Stored items
*-*-*
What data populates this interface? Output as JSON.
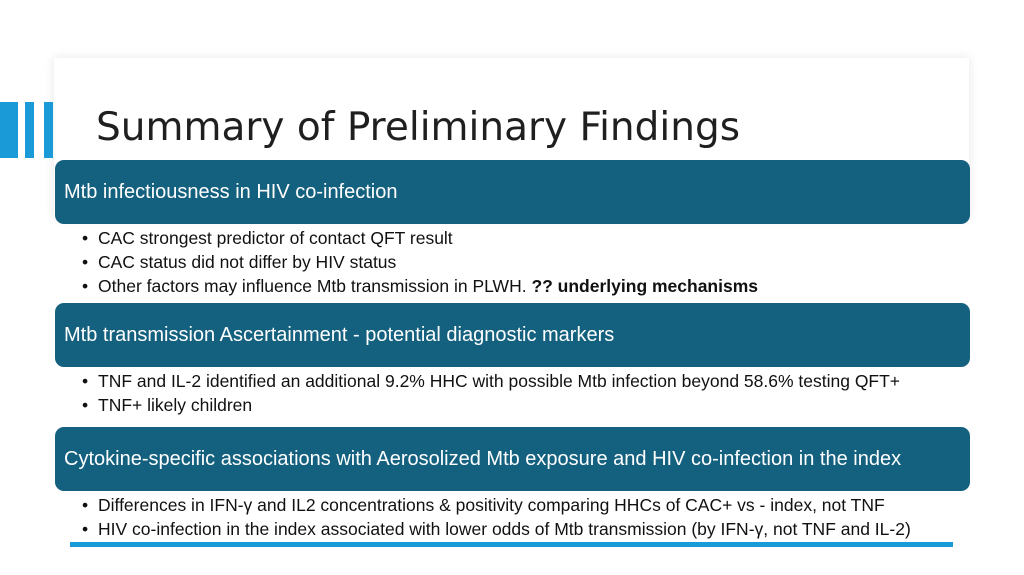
{
  "slide": {
    "title": "Summary of Preliminary Findings",
    "accent_color": "#1a9bd7",
    "header_color": "#14607f"
  },
  "sections": [
    {
      "header": "Mtb infectiousness in HIV co-infection",
      "bullets": [
        {
          "text": "CAC strongest predictor of contact QFT result",
          "bold": ""
        },
        {
          "text": "CAC status did not differ by HIV status",
          "bold": ""
        },
        {
          "text": "Other factors may influence Mtb transmission in PLWH. ",
          "bold": "?? underlying mechanisms"
        }
      ]
    },
    {
      "header": "Mtb transmission Ascertainment  - potential diagnostic markers",
      "bullets": [
        {
          "text": "TNF and IL-2 identified an additional 9.2% HHC with possible Mtb infection beyond 58.6% testing QFT+",
          "bold": ""
        },
        {
          "text": "TNF+ likely children",
          "bold": ""
        }
      ]
    },
    {
      "header": "Cytokine-specific associations with Aerosolized Mtb exposure and HIV co-infection in the index",
      "bullets": [
        {
          "text": "Differences in IFN-γ and IL2 concentrations & positivity comparing HHCs of CAC+ vs - index, not TNF",
          "bold": ""
        },
        {
          "text": "HIV co-infection in the index associated with lower odds of Mtb transmission (by IFN-γ, not TNF and IL-2)",
          "bold": ""
        }
      ]
    }
  ]
}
*-*-*
EXERCISE REQUIREMENTS: Return the records exactly. Don't carry the pictures over.

SOLUTION BELOW:
What data populates this interface? Output as JSON.
{
  "slide": {
    "title": "Summary of Preliminary Findings",
    "accent_color": "#1a9bd7",
    "header_color": "#14607f"
  },
  "sections": [
    {
      "header": "Mtb infectiousness in HIV co-infection",
      "bullets": [
        {
          "text": "CAC strongest predictor of contact QFT result",
          "bold": ""
        },
        {
          "text": "CAC status did not differ by HIV status",
          "bold": ""
        },
        {
          "text": "Other factors may influence Mtb transmission in PLWH. ",
          "bold": "?? underlying mechanisms"
        }
      ]
    },
    {
      "header": "Mtb transmission Ascertainment  - potential diagnostic markers",
      "bullets": [
        {
          "text": "TNF and IL-2 identified an additional 9.2% HHC with possible Mtb infection beyond 58.6% testing QFT+",
          "bold": ""
        },
        {
          "text": "TNF+ likely children",
          "bold": ""
        }
      ]
    },
    {
      "header": "Cytokine-specific associations with Aerosolized Mtb exposure and HIV co-infection in the index",
      "bullets": [
        {
          "text": "Differences in IFN-γ and IL2 concentrations & positivity comparing HHCs of CAC+ vs - index, not TNF",
          "bold": ""
        },
        {
          "text": "HIV co-infection in the index associated with lower odds of Mtb transmission (by IFN-γ, not TNF and IL-2)",
          "bold": ""
        }
      ]
    }
  ]
}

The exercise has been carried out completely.